Work to do —
The required output is a single number: how many lines of the material contain the string "heading".

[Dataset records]
┌────────

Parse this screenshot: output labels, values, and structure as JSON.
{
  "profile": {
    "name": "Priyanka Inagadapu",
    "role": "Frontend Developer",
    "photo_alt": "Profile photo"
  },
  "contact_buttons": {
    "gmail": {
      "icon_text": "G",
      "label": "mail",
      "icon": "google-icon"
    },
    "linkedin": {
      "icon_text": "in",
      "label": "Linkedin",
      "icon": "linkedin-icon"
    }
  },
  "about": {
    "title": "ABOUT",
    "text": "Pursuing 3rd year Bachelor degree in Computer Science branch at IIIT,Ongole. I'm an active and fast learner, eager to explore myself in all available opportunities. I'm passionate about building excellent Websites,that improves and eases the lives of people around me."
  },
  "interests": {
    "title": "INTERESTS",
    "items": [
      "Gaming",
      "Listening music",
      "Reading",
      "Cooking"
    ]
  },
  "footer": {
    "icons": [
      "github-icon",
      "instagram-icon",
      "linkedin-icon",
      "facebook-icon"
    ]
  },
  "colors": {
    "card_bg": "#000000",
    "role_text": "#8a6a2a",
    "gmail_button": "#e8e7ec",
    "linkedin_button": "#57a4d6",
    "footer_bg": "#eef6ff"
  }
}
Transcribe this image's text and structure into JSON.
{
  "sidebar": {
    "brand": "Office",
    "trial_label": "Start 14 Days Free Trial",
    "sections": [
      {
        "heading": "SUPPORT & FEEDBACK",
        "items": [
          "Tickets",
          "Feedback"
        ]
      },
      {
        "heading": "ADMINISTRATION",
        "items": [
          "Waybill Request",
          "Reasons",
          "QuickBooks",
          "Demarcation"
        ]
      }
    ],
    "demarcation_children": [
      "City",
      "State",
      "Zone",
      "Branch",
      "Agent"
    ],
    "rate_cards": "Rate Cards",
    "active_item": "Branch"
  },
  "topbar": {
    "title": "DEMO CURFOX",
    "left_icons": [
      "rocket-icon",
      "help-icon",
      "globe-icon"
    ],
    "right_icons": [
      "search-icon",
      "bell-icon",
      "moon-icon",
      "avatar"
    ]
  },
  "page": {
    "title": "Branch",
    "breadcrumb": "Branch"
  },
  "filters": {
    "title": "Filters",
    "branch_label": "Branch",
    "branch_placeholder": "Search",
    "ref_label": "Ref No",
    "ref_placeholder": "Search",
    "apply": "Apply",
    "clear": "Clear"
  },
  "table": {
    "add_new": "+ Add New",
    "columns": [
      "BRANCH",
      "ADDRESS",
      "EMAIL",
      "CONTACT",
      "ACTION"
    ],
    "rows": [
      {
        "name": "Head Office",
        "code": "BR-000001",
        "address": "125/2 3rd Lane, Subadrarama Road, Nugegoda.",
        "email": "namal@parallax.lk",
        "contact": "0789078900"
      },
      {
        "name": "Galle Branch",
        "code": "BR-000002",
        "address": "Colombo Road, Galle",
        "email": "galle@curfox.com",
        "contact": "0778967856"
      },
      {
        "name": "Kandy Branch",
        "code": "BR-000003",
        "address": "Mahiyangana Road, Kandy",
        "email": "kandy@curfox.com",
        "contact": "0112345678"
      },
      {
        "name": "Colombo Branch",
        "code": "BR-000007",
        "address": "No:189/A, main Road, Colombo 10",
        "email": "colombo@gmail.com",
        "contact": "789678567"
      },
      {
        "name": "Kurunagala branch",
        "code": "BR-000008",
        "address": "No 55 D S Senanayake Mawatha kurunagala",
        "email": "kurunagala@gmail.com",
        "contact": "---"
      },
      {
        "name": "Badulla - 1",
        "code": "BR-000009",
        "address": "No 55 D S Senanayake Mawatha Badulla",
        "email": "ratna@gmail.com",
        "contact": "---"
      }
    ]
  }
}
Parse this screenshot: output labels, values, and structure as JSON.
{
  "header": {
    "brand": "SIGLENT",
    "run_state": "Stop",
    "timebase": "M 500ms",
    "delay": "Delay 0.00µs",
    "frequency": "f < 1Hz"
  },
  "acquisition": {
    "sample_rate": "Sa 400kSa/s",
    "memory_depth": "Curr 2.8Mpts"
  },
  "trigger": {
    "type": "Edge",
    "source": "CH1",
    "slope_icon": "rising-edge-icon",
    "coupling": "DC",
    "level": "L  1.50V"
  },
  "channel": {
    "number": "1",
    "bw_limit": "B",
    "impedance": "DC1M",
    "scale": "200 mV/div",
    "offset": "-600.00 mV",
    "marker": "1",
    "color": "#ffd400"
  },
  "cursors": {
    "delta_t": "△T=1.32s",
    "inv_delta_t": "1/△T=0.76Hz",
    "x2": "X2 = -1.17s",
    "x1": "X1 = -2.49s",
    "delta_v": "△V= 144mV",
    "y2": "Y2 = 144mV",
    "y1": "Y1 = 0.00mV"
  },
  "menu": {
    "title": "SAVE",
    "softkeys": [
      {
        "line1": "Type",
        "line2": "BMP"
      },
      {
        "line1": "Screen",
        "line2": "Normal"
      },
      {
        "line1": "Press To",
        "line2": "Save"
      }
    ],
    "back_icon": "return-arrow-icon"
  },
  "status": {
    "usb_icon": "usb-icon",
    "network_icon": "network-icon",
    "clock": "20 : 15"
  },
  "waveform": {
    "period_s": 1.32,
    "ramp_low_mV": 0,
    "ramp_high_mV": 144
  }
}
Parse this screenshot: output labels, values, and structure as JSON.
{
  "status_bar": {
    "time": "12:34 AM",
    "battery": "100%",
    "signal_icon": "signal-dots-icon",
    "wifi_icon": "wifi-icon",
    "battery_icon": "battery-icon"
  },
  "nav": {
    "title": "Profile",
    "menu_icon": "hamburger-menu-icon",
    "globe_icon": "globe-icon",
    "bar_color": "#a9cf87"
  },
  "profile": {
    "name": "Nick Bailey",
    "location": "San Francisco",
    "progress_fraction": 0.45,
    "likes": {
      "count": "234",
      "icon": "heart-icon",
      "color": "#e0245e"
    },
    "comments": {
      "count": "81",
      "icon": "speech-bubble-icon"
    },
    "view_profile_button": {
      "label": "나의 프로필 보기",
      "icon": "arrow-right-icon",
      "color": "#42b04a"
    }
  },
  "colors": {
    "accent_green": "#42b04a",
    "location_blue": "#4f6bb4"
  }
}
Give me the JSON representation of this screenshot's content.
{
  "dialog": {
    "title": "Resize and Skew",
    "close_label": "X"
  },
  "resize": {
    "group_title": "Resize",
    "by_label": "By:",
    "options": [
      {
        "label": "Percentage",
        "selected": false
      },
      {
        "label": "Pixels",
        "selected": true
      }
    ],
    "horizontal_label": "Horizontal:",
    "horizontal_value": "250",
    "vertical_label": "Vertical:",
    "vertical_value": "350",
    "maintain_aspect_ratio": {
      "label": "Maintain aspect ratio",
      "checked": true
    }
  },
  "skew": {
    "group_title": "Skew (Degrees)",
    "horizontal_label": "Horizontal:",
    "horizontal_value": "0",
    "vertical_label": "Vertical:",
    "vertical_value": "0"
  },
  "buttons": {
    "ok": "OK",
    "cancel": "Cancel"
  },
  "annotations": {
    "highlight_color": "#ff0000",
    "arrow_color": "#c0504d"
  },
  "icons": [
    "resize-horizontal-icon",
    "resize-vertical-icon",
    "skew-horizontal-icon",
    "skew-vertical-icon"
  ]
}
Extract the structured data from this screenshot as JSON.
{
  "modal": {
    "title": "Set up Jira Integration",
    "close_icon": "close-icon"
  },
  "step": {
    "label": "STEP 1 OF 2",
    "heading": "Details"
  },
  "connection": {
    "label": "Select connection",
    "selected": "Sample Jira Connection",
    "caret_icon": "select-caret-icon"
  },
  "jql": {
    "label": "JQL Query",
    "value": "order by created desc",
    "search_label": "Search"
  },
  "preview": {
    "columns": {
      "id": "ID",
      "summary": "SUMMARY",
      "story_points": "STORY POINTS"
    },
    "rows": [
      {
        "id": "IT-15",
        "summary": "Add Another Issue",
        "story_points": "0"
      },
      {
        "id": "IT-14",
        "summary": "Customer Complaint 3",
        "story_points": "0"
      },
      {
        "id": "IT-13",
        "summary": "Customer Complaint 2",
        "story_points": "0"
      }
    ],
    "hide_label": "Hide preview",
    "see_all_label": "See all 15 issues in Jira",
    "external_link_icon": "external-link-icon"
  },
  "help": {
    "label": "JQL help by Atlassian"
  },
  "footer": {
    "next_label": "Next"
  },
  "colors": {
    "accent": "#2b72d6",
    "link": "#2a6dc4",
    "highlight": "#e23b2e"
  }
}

└────────

Output —
3